** Data rows **
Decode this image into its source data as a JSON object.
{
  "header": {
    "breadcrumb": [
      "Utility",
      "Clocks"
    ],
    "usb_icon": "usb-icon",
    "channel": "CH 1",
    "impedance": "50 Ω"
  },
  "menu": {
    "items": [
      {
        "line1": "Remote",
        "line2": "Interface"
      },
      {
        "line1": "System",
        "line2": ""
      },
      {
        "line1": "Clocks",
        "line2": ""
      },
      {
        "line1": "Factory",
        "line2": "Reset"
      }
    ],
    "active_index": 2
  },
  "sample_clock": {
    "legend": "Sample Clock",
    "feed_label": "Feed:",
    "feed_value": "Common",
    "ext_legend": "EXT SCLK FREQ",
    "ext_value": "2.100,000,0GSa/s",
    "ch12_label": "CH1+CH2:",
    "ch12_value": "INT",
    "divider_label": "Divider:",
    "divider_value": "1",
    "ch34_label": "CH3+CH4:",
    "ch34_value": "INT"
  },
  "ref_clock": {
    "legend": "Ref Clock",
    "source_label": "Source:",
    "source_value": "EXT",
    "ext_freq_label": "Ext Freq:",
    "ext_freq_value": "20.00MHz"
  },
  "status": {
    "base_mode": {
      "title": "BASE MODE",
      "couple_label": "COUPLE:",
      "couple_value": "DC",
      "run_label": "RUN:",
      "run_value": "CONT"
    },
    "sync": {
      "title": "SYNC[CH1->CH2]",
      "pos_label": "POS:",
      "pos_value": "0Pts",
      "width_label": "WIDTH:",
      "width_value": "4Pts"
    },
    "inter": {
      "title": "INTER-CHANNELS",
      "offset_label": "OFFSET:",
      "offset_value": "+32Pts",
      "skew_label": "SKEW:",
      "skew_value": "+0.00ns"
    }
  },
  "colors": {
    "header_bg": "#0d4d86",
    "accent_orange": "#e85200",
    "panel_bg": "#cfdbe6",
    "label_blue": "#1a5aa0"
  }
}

** The exercise **
Produce an exact copy of the whole listing.

** Result below **
Decode this image into its source data as a JSON object.
{
  "header": {
    "breadcrumb": [
      "Utility",
      "Clocks"
    ],
    "usb_icon": "usb-icon",
    "channel": "CH 1",
    "impedance": "50 Ω"
  },
  "menu": {
    "items": [
      {
        "line1": "Remote",
        "line2": "Interface"
      },
      {
        "line1": "System",
        "line2": ""
      },
      {
        "line1": "Clocks",
        "line2": ""
      },
      {
        "line1": "Factory",
        "line2": "Reset"
      }
    ],
    "active_index": 2
  },
  "sample_clock": {
    "legend": "Sample Clock",
    "feed_label": "Feed:",
    "feed_value": "Common",
    "ext_legend": "EXT SCLK FREQ",
    "ext_value": "2.100,000,0GSa/s",
    "ch12_label": "CH1+CH2:",
    "ch12_value": "INT",
    "divider_label": "Divider:",
    "divider_value": "1",
    "ch34_label": "CH3+CH4:",
    "ch34_value": "INT"
  },
  "ref_clock": {
    "legend": "Ref Clock",
    "source_label": "Source:",
    "source_value": "EXT",
    "ext_freq_label": "Ext Freq:",
    "ext_freq_value": "20.00MHz"
  },
  "status": {
    "base_mode": {
      "title": "BASE MODE",
      "couple_label": "COUPLE:",
      "couple_value": "DC",
      "run_label": "RUN:",
      "run_value": "CONT"
    },
    "sync": {
      "title": "SYNC[CH1->CH2]",
      "pos_label": "POS:",
      "pos_value": "0Pts",
      "width_label": "WIDTH:",
      "width_value": "4Pts"
    },
    "inter": {
      "title": "INTER-CHANNELS",
      "offset_label": "OFFSET:",
      "offset_value": "+32Pts",
      "skew_label": "SKEW:",
      "skew_value": "+0.00ns"
    }
  },
  "colors": {
    "header_bg": "#0d4d86",
    "accent_orange": "#e85200",
    "panel_bg": "#cfdbe6",
    "label_blue": "#1a5aa0"
  }
}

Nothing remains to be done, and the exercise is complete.